Aim of the task:
Lift out each line of the data that holds "this".
* * * * * * *
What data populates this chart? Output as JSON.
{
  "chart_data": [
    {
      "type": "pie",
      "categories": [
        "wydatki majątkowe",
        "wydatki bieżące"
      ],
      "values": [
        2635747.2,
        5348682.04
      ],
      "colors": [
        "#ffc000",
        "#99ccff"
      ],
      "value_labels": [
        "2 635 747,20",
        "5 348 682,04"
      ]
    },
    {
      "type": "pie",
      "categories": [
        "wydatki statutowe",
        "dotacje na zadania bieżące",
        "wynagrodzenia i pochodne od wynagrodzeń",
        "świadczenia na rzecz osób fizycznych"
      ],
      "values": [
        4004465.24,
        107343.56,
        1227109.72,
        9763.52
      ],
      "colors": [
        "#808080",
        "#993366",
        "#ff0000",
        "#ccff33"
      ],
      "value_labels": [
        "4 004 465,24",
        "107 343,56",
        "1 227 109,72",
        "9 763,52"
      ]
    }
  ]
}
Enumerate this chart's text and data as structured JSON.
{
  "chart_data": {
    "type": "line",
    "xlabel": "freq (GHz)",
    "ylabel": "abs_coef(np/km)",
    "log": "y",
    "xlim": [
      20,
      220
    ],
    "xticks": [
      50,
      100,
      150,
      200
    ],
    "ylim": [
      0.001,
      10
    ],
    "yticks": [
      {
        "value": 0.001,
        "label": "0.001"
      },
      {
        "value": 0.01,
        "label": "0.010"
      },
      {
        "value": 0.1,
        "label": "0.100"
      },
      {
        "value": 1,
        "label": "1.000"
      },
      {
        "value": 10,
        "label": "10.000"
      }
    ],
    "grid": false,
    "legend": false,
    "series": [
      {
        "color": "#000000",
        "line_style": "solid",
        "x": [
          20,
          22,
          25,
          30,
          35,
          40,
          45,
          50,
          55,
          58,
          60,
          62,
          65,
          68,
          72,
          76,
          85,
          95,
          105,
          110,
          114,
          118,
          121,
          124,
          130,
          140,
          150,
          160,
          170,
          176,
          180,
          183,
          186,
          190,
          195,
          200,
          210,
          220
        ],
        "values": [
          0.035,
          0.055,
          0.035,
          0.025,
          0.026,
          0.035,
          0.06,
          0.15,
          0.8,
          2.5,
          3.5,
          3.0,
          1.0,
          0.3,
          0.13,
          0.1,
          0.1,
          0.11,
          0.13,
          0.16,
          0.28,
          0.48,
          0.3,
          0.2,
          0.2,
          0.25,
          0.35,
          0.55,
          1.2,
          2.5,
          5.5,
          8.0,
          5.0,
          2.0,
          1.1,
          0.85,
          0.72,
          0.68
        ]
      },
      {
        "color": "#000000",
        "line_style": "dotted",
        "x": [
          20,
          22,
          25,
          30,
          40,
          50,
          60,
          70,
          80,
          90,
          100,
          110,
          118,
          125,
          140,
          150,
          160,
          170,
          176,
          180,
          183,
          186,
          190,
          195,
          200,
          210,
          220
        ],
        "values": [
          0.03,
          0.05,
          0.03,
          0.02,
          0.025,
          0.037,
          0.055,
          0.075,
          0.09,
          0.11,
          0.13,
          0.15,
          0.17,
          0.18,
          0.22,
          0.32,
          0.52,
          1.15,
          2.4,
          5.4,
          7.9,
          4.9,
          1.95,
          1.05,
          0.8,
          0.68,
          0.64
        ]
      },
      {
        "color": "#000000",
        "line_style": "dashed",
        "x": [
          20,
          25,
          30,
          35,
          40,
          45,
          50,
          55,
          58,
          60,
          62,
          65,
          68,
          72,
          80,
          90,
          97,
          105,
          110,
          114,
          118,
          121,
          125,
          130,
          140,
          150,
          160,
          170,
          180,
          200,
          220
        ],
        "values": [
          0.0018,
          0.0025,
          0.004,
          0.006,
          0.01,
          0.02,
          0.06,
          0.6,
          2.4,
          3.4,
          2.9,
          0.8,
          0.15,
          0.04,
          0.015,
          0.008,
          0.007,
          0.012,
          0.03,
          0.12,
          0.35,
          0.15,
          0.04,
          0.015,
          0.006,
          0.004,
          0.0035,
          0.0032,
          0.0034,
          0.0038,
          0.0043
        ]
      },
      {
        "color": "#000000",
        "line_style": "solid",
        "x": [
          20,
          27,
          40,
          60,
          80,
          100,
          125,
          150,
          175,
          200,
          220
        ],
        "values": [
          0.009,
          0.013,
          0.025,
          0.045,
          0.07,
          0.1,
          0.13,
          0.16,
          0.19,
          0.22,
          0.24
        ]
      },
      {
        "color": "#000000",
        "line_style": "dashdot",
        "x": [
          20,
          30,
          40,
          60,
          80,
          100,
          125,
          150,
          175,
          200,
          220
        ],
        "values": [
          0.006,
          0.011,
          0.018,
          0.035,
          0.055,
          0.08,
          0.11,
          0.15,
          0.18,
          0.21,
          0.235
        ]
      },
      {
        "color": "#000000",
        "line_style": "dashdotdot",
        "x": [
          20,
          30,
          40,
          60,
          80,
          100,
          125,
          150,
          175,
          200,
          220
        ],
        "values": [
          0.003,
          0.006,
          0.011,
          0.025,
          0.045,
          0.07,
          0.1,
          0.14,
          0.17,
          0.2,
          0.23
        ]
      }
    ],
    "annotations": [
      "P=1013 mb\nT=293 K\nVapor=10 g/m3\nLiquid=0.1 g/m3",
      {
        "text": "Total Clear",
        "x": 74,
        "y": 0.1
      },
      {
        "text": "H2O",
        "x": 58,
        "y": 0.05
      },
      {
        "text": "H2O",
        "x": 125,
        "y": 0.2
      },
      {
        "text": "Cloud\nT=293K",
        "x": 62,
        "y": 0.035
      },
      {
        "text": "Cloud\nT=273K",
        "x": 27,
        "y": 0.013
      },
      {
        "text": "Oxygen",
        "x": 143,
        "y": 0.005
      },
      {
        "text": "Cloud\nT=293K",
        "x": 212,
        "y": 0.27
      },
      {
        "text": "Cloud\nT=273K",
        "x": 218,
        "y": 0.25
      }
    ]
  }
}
* * * * * * *
Task output:
What data populates this chart? Output as JSON.
Enumerate this chart's text and data as structured JSON.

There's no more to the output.